* PROBLEM DESCRIPTION
Type out the complete listing below word for word, without its pictures.
-- EXCERPTED DATA start --
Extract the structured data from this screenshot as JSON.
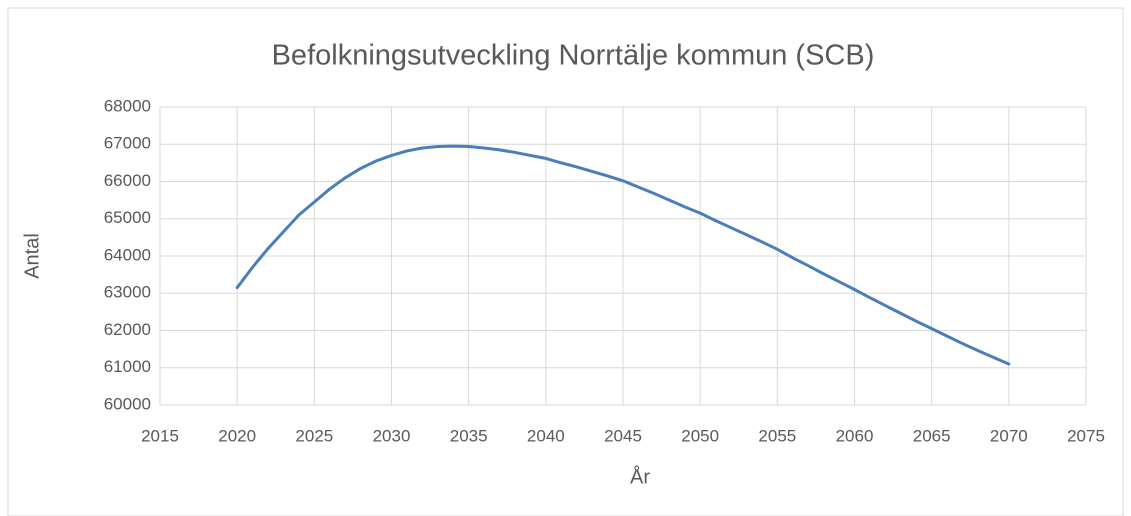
{
  "chart_data": {
    "type": "line",
    "title": "Befolkningsutveckling Norrtälje kommun (SCB)",
    "x_label": "År",
    "y_label": "Antal",
    "x": [
      2020,
      2021,
      2022,
      2023,
      2024,
      2025,
      2026,
      2027,
      2028,
      2029,
      2030,
      2031,
      2032,
      2033,
      2034,
      2035,
      2036,
      2037,
      2038,
      2039,
      2040,
      2041,
      2042,
      2043,
      2044,
      2045,
      2046,
      2047,
      2048,
      2049,
      2050,
      2051,
      2052,
      2053,
      2054,
      2055,
      2056,
      2057,
      2058,
      2059,
      2060,
      2061,
      2062,
      2063,
      2064,
      2065,
      2066,
      2067,
      2068,
      2069,
      2070
    ],
    "series": [
      {
        "name": "Antal",
        "color": "#4a7ebb",
        "values": [
          63150,
          63700,
          64200,
          64650,
          65100,
          65450,
          65800,
          66100,
          66350,
          66550,
          66700,
          66820,
          66900,
          66940,
          66950,
          66940,
          66900,
          66850,
          66780,
          66700,
          66620,
          66500,
          66390,
          66270,
          66150,
          66020,
          65850,
          65680,
          65500,
          65320,
          65150,
          64950,
          64760,
          64570,
          64380,
          64180,
          63950,
          63740,
          63520,
          63310,
          63100,
          62880,
          62670,
          62460,
          62250,
          62050,
          61850,
          61650,
          61460,
          61280,
          61100
        ]
      }
    ],
    "xlim": [
      2015,
      2075
    ],
    "xticks": [
      2015,
      2020,
      2025,
      2030,
      2035,
      2040,
      2045,
      2050,
      2055,
      2060,
      2065,
      2070,
      2075
    ],
    "ylim": [
      60000,
      68000
    ],
    "yticks": [
      60000,
      61000,
      62000,
      63000,
      64000,
      65000,
      66000,
      67000,
      68000
    ],
    "grid": true
  }
}
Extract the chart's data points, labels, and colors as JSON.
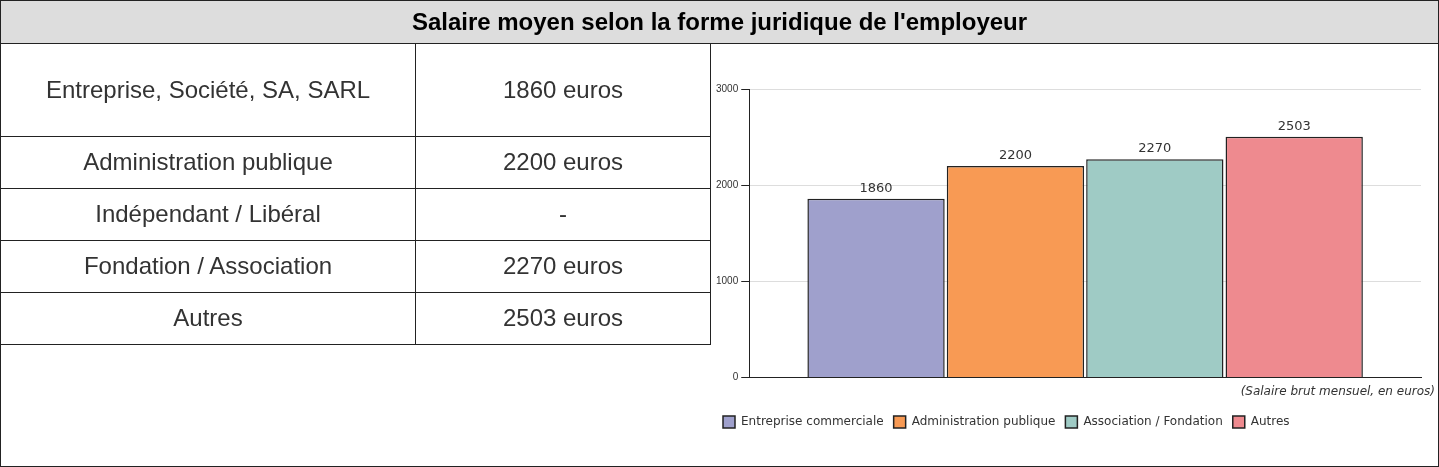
{
  "chart_data": [
    {
      "type": "other",
      "title": "Salaire moyen selon la forme juridique de l'employeur",
      "annotations": [
        "Entreprise, Société, SA, SARL",
        "1860 euros",
        "Administration publique",
        "2200 euros",
        "Indépendant / Libéral",
        "-",
        "Fondation / Association",
        "2270 euros",
        "Autres",
        "2503 euros"
      ]
    },
    {
      "type": "bar",
      "categories": [
        null
      ],
      "series": [
        {
          "name": "Entreprise commerciale",
          "color": "#9fa0cc",
          "values": [
            1860
          ]
        },
        {
          "name": "Administration publique",
          "color": "#f89a54",
          "values": [
            2200
          ]
        },
        {
          "name": "Association / Fondation",
          "color": "#9fcbc5",
          "values": [
            2270
          ]
        },
        {
          "name": "Autres",
          "color": "#ee8a8f",
          "values": [
            2503
          ]
        }
      ],
      "ylim": [
        0,
        3000
      ],
      "yticks": [
        0,
        1000,
        2000,
        3000
      ],
      "grid": "y",
      "data_labels": true,
      "legend": "bottom",
      "annotations": [
        "(Salaire brut mensuel, en euros)"
      ]
    }
  ]
}
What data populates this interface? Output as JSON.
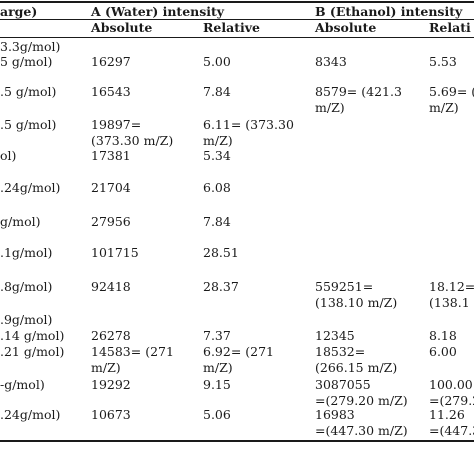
{
  "header": {
    "col0": "arge)",
    "groupA": "A (Water) intensity",
    "groupB": "B (Ethanol) intensity",
    "absA": "Absolute",
    "relA": "Relative",
    "absB": "Absolute",
    "relB": "Relati"
  },
  "rows": [
    {
      "c0": [
        "3.3g/mol)",
        "5 g/mol)"
      ],
      "absA": [
        "16297"
      ],
      "relA": [
        "5.00"
      ],
      "absB": [
        "8343"
      ],
      "relB": [
        "5.53"
      ]
    },
    {
      "c0": [
        ".5 g/mol)"
      ],
      "absA": [
        "16543"
      ],
      "relA": [
        "7.84"
      ],
      "absB": [
        "8579= (421.3",
        "m/Z)"
      ],
      "relB": [
        "5.69= (4",
        "m/Z)"
      ]
    },
    {
      "c0": [
        ".5 g/mol)"
      ],
      "absA": [
        "19897=",
        "(373.30 m/Z)"
      ],
      "relA": [
        "6.11= (373.30",
        "m/Z)"
      ],
      "absB": [],
      "relB": []
    },
    {
      "c0": [
        "ol)"
      ],
      "absA": [
        "17381"
      ],
      "relA": [
        "5.34"
      ],
      "absB": [],
      "relB": []
    },
    {
      "c0": [
        ".24g/mol)"
      ],
      "absA": [
        "21704"
      ],
      "relA": [
        "6.08"
      ],
      "absB": [],
      "relB": []
    },
    {
      "c0": [
        " g/mol)"
      ],
      "absA": [
        "27956"
      ],
      "relA": [
        "7.84"
      ],
      "absB": [],
      "relB": []
    },
    {
      "c0": [
        ".1g/mol)"
      ],
      "absA": [
        "101715"
      ],
      "relA": [
        "28.51"
      ],
      "absB": [],
      "relB": []
    },
    {
      "c0": [
        ".8g/mol)"
      ],
      "absA": [
        "92418"
      ],
      "relA": [
        "28.37"
      ],
      "absB": [
        "559251=",
        "(138.10 m/Z)"
      ],
      "relB": [
        "18.12=",
        "(138.1"
      ]
    },
    {
      "c0": [
        ".9g/mol)",
        ".14 g/mol)"
      ],
      "absA": [
        "26278"
      ],
      "relA": [
        "7.37"
      ],
      "absB": [
        "12345"
      ],
      "relB": [
        "8.18"
      ]
    },
    {
      "c0": [
        ".21 g/mol)"
      ],
      "absA": [
        "14583= (271",
        "m/Z)"
      ],
      "relA": [
        "6.92= (271",
        "m/Z)"
      ],
      "absB": [
        "18532=",
        "(266.15 m/Z)"
      ],
      "relB": [
        "6.00"
      ]
    },
    {
      "c0": [
        "-g/mol)"
      ],
      "absA": [
        "19292"
      ],
      "relA": [
        "9.15"
      ],
      "absB": [
        "3087055",
        "=(279.20 m/Z)"
      ],
      "relB": [
        "100.00",
        "=(279.2"
      ]
    },
    {
      "c0": [
        ".24g/mol)"
      ],
      "absA": [
        "10673"
      ],
      "relA": [
        "5.06"
      ],
      "absB": [
        "16983",
        "=(447.30 m/Z)"
      ],
      "relB": [
        "11.26",
        "=(447.3"
      ]
    }
  ]
}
-- EXCERPTED DATA end --
* WRITTEN SOLUTION
Extract the structured data from this screenshot as JSON.
{
  "chart_data": {
    "type": "line",
    "title": "Befolkningsutveckling Norrtälje kommun (SCB)",
    "x_label": "År",
    "y_label": "Antal",
    "x": [
      2020,
      2021,
      2022,
      2023,
      2024,
      2025,
      2026,
      2027,
      2028,
      2029,
      2030,
      2031,
      2032,
      2033,
      2034,
      2035,
      2036,
      2037,
      2038,
      2039,
      2040,
      2041,
      2042,
      2043,
      2044,
      2045,
      2046,
      2047,
      2048,
      2049,
      2050,
      2051,
      2052,
      2053,
      2054,
      2055,
      2056,
      2057,
      2058,
      2059,
      2060,
      2061,
      2062,
      2063,
      2064,
      2065,
      2066,
      2067,
      2068,
      2069,
      2070
    ],
    "series": [
      {
        "name": "Antal",
        "color": "#4a7ebb",
        "values": [
          63150,
          63700,
          64200,
          64650,
          65100,
          65450,
          65800,
          66100,
          66350,
          66550,
          66700,
          66820,
          66900,
          66940,
          66950,
          66940,
          66900,
          66850,
          66780,
          66700,
          66620,
          66500,
          66390,
          66270,
          66150,
          66020,
          65850,
          65680,
          65500,
          65320,
          65150,
          64950,
          64760,
          64570,
          64380,
          64180,
          63950,
          63740,
          63520,
          63310,
          63100,
          62880,
          62670,
          62460,
          62250,
          62050,
          61850,
          61650,
          61460,
          61280,
          61100
        ]
      }
    ],
    "xlim": [
      2015,
      2075
    ],
    "xticks": [
      2015,
      2020,
      2025,
      2030,
      2035,
      2040,
      2045,
      2050,
      2055,
      2060,
      2065,
      2070,
      2075
    ],
    "ylim": [
      60000,
      68000
    ],
    "yticks": [
      60000,
      61000,
      62000,
      63000,
      64000,
      65000,
      66000,
      67000,
      68000
    ],
    "grid": true
  }
}
Extract the chart's data points, labels, and colors as JSON.
{
  "chart_data": [
    {
      "type": "other",
      "title": "Salaire moyen selon la forme juridique de l'employeur",
      "annotations": [
        "Entreprise, Société, SA, SARL",
        "1860 euros",
        "Administration publique",
        "2200 euros",
        "Indépendant / Libéral",
        "-",
        "Fondation / Association",
        "2270 euros",
        "Autres",
        "2503 euros"
      ]
    },
    {
      "type": "bar",
      "categories": [
        null
      ],
      "series": [
        {
          "name": "Entreprise commerciale",
          "color": "#9fa0cc",
          "values": [
            1860
          ]
        },
        {
          "name": "Administration publique",
          "color": "#f89a54",
          "values": [
            2200
          ]
        },
        {
          "name": "Association / Fondation",
          "color": "#9fcbc5",
          "values": [
            2270
          ]
        },
        {
          "name": "Autres",
          "color": "#ee8a8f",
          "values": [
            2503
          ]
        }
      ],
      "ylim": [
        0,
        3000
      ],
      "yticks": [
        0,
        1000,
        2000,
        3000
      ],
      "grid": "y",
      "data_labels": true,
      "legend": "bottom",
      "annotations": [
        "(Salaire brut mensuel, en euros)"
      ]
    }
  ]
}
What data populates this interface? Output as JSON.
{
  "header": {
    "col0": "arge)",
    "groupA": "A (Water) intensity",
    "groupB": "B (Ethanol) intensity",
    "absA": "Absolute",
    "relA": "Relative",
    "absB": "Absolute",
    "relB": "Relati"
  },
  "rows": [
    {
      "c0": [
        "3.3g/mol)",
        "5 g/mol)"
      ],
      "absA": [
        "16297"
      ],
      "relA": [
        "5.00"
      ],
      "absB": [
        "8343"
      ],
      "relB": [
        "5.53"
      ]
    },
    {
      "c0": [
        ".5 g/mol)"
      ],
      "absA": [
        "16543"
      ],
      "relA": [
        "7.84"
      ],
      "absB": [
        "8579= (421.3",
        "m/Z)"
      ],
      "relB": [
        "5.69= (4",
        "m/Z)"
      ]
    },
    {
      "c0": [
        ".5 g/mol)"
      ],
      "absA": [
        "19897=",
        "(373.30 m/Z)"
      ],
      "relA": [
        "6.11= (373.30",
        "m/Z)"
      ],
      "absB": [],
      "relB": []
    },
    {
      "c0": [
        "ol)"
      ],
      "absA": [
        "17381"
      ],
      "relA": [
        "5.34"
      ],
      "absB": [],
      "relB": []
    },
    {
      "c0": [
        ".24g/mol)"
      ],
      "absA": [
        "21704"
      ],
      "relA": [
        "6.08"
      ],
      "absB": [],
      "relB": []
    },
    {
      "c0": [
        " g/mol)"
      ],
      "absA": [
        "27956"
      ],
      "relA": [
        "7.84"
      ],
      "absB": [],
      "relB": []
    },
    {
      "c0": [
        ".1g/mol)"
      ],
      "absA": [
        "101715"
      ],
      "relA": [
        "28.51"
      ],
      "absB": [],
      "relB": []
    },
    {
      "c0": [
        ".8g/mol)"
      ],
      "absA": [
        "92418"
      ],
      "relA": [
        "28.37"
      ],
      "absB": [
        "559251=",
        "(138.10 m/Z)"
      ],
      "relB": [
        "18.12=",
        "(138.1"
      ]
    },
    {
      "c0": [
        ".9g/mol)",
        ".14 g/mol)"
      ],
      "absA": [
        "26278"
      ],
      "relA": [
        "7.37"
      ],
      "absB": [
        "12345"
      ],
      "relB": [
        "8.18"
      ]
    },
    {
      "c0": [
        ".21 g/mol)"
      ],
      "absA": [
        "14583= (271",
        "m/Z)"
      ],
      "relA": [
        "6.92= (271",
        "m/Z)"
      ],
      "absB": [
        "18532=",
        "(266.15 m/Z)"
      ],
      "relB": [
        "6.00"
      ]
    },
    {
      "c0": [
        "-g/mol)"
      ],
      "absA": [
        "19292"
      ],
      "relA": [
        "9.15"
      ],
      "absB": [
        "3087055",
        "=(279.20 m/Z)"
      ],
      "relB": [
        "100.00",
        "=(279.2"
      ]
    },
    {
      "c0": [
        ".24g/mol)"
      ],
      "absA": [
        "10673"
      ],
      "relA": [
        "5.06"
      ],
      "absB": [
        "16983",
        "=(447.30 m/Z)"
      ],
      "relB": [
        "11.26",
        "=(447.3"
      ]
    }
  ]
}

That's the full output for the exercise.